• Written instruction: Omit every picture, then give all the entries again exactly.

Collection entries
■ ■ ■

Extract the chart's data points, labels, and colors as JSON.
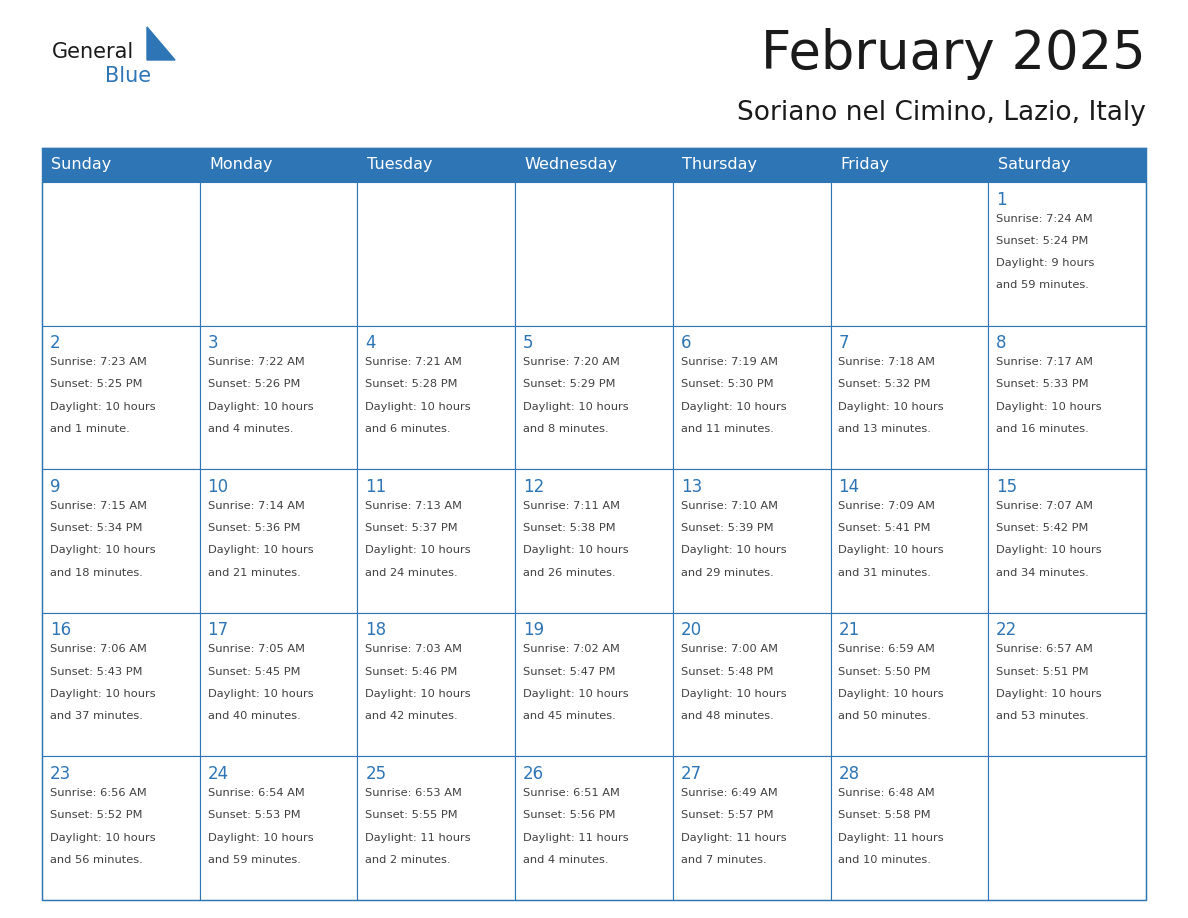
{
  "title": "February 2025",
  "subtitle": "Soriano nel Cimino, Lazio, Italy",
  "header_bg": "#2E75B6",
  "header_text_color": "#FFFFFF",
  "cell_bg": "#FFFFFF",
  "cell_alt_bg": "#F2F2F2",
  "cell_border_color": "#2E75B6",
  "day_number_color": "#2E75B6",
  "info_text_color": "#404040",
  "days_of_week": [
    "Sunday",
    "Monday",
    "Tuesday",
    "Wednesday",
    "Thursday",
    "Friday",
    "Saturday"
  ],
  "weeks": [
    [
      null,
      null,
      null,
      null,
      null,
      null,
      {
        "day": "1",
        "sunrise": "7:24 AM",
        "sunset": "5:24 PM",
        "daylight": "9 hours",
        "daylight2": "and 59 minutes."
      }
    ],
    [
      {
        "day": "2",
        "sunrise": "7:23 AM",
        "sunset": "5:25 PM",
        "daylight": "10 hours",
        "daylight2": "and 1 minute."
      },
      {
        "day": "3",
        "sunrise": "7:22 AM",
        "sunset": "5:26 PM",
        "daylight": "10 hours",
        "daylight2": "and 4 minutes."
      },
      {
        "day": "4",
        "sunrise": "7:21 AM",
        "sunset": "5:28 PM",
        "daylight": "10 hours",
        "daylight2": "and 6 minutes."
      },
      {
        "day": "5",
        "sunrise": "7:20 AM",
        "sunset": "5:29 PM",
        "daylight": "10 hours",
        "daylight2": "and 8 minutes."
      },
      {
        "day": "6",
        "sunrise": "7:19 AM",
        "sunset": "5:30 PM",
        "daylight": "10 hours",
        "daylight2": "and 11 minutes."
      },
      {
        "day": "7",
        "sunrise": "7:18 AM",
        "sunset": "5:32 PM",
        "daylight": "10 hours",
        "daylight2": "and 13 minutes."
      },
      {
        "day": "8",
        "sunrise": "7:17 AM",
        "sunset": "5:33 PM",
        "daylight": "10 hours",
        "daylight2": "and 16 minutes."
      }
    ],
    [
      {
        "day": "9",
        "sunrise": "7:15 AM",
        "sunset": "5:34 PM",
        "daylight": "10 hours",
        "daylight2": "and 18 minutes."
      },
      {
        "day": "10",
        "sunrise": "7:14 AM",
        "sunset": "5:36 PM",
        "daylight": "10 hours",
        "daylight2": "and 21 minutes."
      },
      {
        "day": "11",
        "sunrise": "7:13 AM",
        "sunset": "5:37 PM",
        "daylight": "10 hours",
        "daylight2": "and 24 minutes."
      },
      {
        "day": "12",
        "sunrise": "7:11 AM",
        "sunset": "5:38 PM",
        "daylight": "10 hours",
        "daylight2": "and 26 minutes."
      },
      {
        "day": "13",
        "sunrise": "7:10 AM",
        "sunset": "5:39 PM",
        "daylight": "10 hours",
        "daylight2": "and 29 minutes."
      },
      {
        "day": "14",
        "sunrise": "7:09 AM",
        "sunset": "5:41 PM",
        "daylight": "10 hours",
        "daylight2": "and 31 minutes."
      },
      {
        "day": "15",
        "sunrise": "7:07 AM",
        "sunset": "5:42 PM",
        "daylight": "10 hours",
        "daylight2": "and 34 minutes."
      }
    ],
    [
      {
        "day": "16",
        "sunrise": "7:06 AM",
        "sunset": "5:43 PM",
        "daylight": "10 hours",
        "daylight2": "and 37 minutes."
      },
      {
        "day": "17",
        "sunrise": "7:05 AM",
        "sunset": "5:45 PM",
        "daylight": "10 hours",
        "daylight2": "and 40 minutes."
      },
      {
        "day": "18",
        "sunrise": "7:03 AM",
        "sunset": "5:46 PM",
        "daylight": "10 hours",
        "daylight2": "and 42 minutes."
      },
      {
        "day": "19",
        "sunrise": "7:02 AM",
        "sunset": "5:47 PM",
        "daylight": "10 hours",
        "daylight2": "and 45 minutes."
      },
      {
        "day": "20",
        "sunrise": "7:00 AM",
        "sunset": "5:48 PM",
        "daylight": "10 hours",
        "daylight2": "and 48 minutes."
      },
      {
        "day": "21",
        "sunrise": "6:59 AM",
        "sunset": "5:50 PM",
        "daylight": "10 hours",
        "daylight2": "and 50 minutes."
      },
      {
        "day": "22",
        "sunrise": "6:57 AM",
        "sunset": "5:51 PM",
        "daylight": "10 hours",
        "daylight2": "and 53 minutes."
      }
    ],
    [
      {
        "day": "23",
        "sunrise": "6:56 AM",
        "sunset": "5:52 PM",
        "daylight": "10 hours",
        "daylight2": "and 56 minutes."
      },
      {
        "day": "24",
        "sunrise": "6:54 AM",
        "sunset": "5:53 PM",
        "daylight": "10 hours",
        "daylight2": "and 59 minutes."
      },
      {
        "day": "25",
        "sunrise": "6:53 AM",
        "sunset": "5:55 PM",
        "daylight": "11 hours",
        "daylight2": "and 2 minutes."
      },
      {
        "day": "26",
        "sunrise": "6:51 AM",
        "sunset": "5:56 PM",
        "daylight": "11 hours",
        "daylight2": "and 4 minutes."
      },
      {
        "day": "27",
        "sunrise": "6:49 AM",
        "sunset": "5:57 PM",
        "daylight": "11 hours",
        "daylight2": "and 7 minutes."
      },
      {
        "day": "28",
        "sunrise": "6:48 AM",
        "sunset": "5:58 PM",
        "daylight": "11 hours",
        "daylight2": "and 10 minutes."
      },
      null
    ]
  ],
  "logo_text_general": "General",
  "logo_text_blue": "Blue",
  "logo_triangle_color": "#2E75B6",
  "logo_general_color": "#1a1a1a"
}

■ ■ ■

• Exercise response:
Extract the chart's data points, labels, and colors as JSON.
{
  "title": "February 2025",
  "subtitle": "Soriano nel Cimino, Lazio, Italy",
  "header_bg": "#2E75B6",
  "header_text_color": "#FFFFFF",
  "cell_bg": "#FFFFFF",
  "cell_alt_bg": "#F2F2F2",
  "cell_border_color": "#2E75B6",
  "day_number_color": "#2E75B6",
  "info_text_color": "#404040",
  "days_of_week": [
    "Sunday",
    "Monday",
    "Tuesday",
    "Wednesday",
    "Thursday",
    "Friday",
    "Saturday"
  ],
  "weeks": [
    [
      null,
      null,
      null,
      null,
      null,
      null,
      {
        "day": "1",
        "sunrise": "7:24 AM",
        "sunset": "5:24 PM",
        "daylight": "9 hours",
        "daylight2": "and 59 minutes."
      }
    ],
    [
      {
        "day": "2",
        "sunrise": "7:23 AM",
        "sunset": "5:25 PM",
        "daylight": "10 hours",
        "daylight2": "and 1 minute."
      },
      {
        "day": "3",
        "sunrise": "7:22 AM",
        "sunset": "5:26 PM",
        "daylight": "10 hours",
        "daylight2": "and 4 minutes."
      },
      {
        "day": "4",
        "sunrise": "7:21 AM",
        "sunset": "5:28 PM",
        "daylight": "10 hours",
        "daylight2": "and 6 minutes."
      },
      {
        "day": "5",
        "sunrise": "7:20 AM",
        "sunset": "5:29 PM",
        "daylight": "10 hours",
        "daylight2": "and 8 minutes."
      },
      {
        "day": "6",
        "sunrise": "7:19 AM",
        "sunset": "5:30 PM",
        "daylight": "10 hours",
        "daylight2": "and 11 minutes."
      },
      {
        "day": "7",
        "sunrise": "7:18 AM",
        "sunset": "5:32 PM",
        "daylight": "10 hours",
        "daylight2": "and 13 minutes."
      },
      {
        "day": "8",
        "sunrise": "7:17 AM",
        "sunset": "5:33 PM",
        "daylight": "10 hours",
        "daylight2": "and 16 minutes."
      }
    ],
    [
      {
        "day": "9",
        "sunrise": "7:15 AM",
        "sunset": "5:34 PM",
        "daylight": "10 hours",
        "daylight2": "and 18 minutes."
      },
      {
        "day": "10",
        "sunrise": "7:14 AM",
        "sunset": "5:36 PM",
        "daylight": "10 hours",
        "daylight2": "and 21 minutes."
      },
      {
        "day": "11",
        "sunrise": "7:13 AM",
        "sunset": "5:37 PM",
        "daylight": "10 hours",
        "daylight2": "and 24 minutes."
      },
      {
        "day": "12",
        "sunrise": "7:11 AM",
        "sunset": "5:38 PM",
        "daylight": "10 hours",
        "daylight2": "and 26 minutes."
      },
      {
        "day": "13",
        "sunrise": "7:10 AM",
        "sunset": "5:39 PM",
        "daylight": "10 hours",
        "daylight2": "and 29 minutes."
      },
      {
        "day": "14",
        "sunrise": "7:09 AM",
        "sunset": "5:41 PM",
        "daylight": "10 hours",
        "daylight2": "and 31 minutes."
      },
      {
        "day": "15",
        "sunrise": "7:07 AM",
        "sunset": "5:42 PM",
        "daylight": "10 hours",
        "daylight2": "and 34 minutes."
      }
    ],
    [
      {
        "day": "16",
        "sunrise": "7:06 AM",
        "sunset": "5:43 PM",
        "daylight": "10 hours",
        "daylight2": "and 37 minutes."
      },
      {
        "day": "17",
        "sunrise": "7:05 AM",
        "sunset": "5:45 PM",
        "daylight": "10 hours",
        "daylight2": "and 40 minutes."
      },
      {
        "day": "18",
        "sunrise": "7:03 AM",
        "sunset": "5:46 PM",
        "daylight": "10 hours",
        "daylight2": "and 42 minutes."
      },
      {
        "day": "19",
        "sunrise": "7:02 AM",
        "sunset": "5:47 PM",
        "daylight": "10 hours",
        "daylight2": "and 45 minutes."
      },
      {
        "day": "20",
        "sunrise": "7:00 AM",
        "sunset": "5:48 PM",
        "daylight": "10 hours",
        "daylight2": "and 48 minutes."
      },
      {
        "day": "21",
        "sunrise": "6:59 AM",
        "sunset": "5:50 PM",
        "daylight": "10 hours",
        "daylight2": "and 50 minutes."
      },
      {
        "day": "22",
        "sunrise": "6:57 AM",
        "sunset": "5:51 PM",
        "daylight": "10 hours",
        "daylight2": "and 53 minutes."
      }
    ],
    [
      {
        "day": "23",
        "sunrise": "6:56 AM",
        "sunset": "5:52 PM",
        "daylight": "10 hours",
        "daylight2": "and 56 minutes."
      },
      {
        "day": "24",
        "sunrise": "6:54 AM",
        "sunset": "5:53 PM",
        "daylight": "10 hours",
        "daylight2": "and 59 minutes."
      },
      {
        "day": "25",
        "sunrise": "6:53 AM",
        "sunset": "5:55 PM",
        "daylight": "11 hours",
        "daylight2": "and 2 minutes."
      },
      {
        "day": "26",
        "sunrise": "6:51 AM",
        "sunset": "5:56 PM",
        "daylight": "11 hours",
        "daylight2": "and 4 minutes."
      },
      {
        "day": "27",
        "sunrise": "6:49 AM",
        "sunset": "5:57 PM",
        "daylight": "11 hours",
        "daylight2": "and 7 minutes."
      },
      {
        "day": "28",
        "sunrise": "6:48 AM",
        "sunset": "5:58 PM",
        "daylight": "11 hours",
        "daylight2": "and 10 minutes."
      },
      null
    ]
  ],
  "logo_text_general": "General",
  "logo_text_blue": "Blue",
  "logo_triangle_color": "#2E75B6",
  "logo_general_color": "#1a1a1a"
}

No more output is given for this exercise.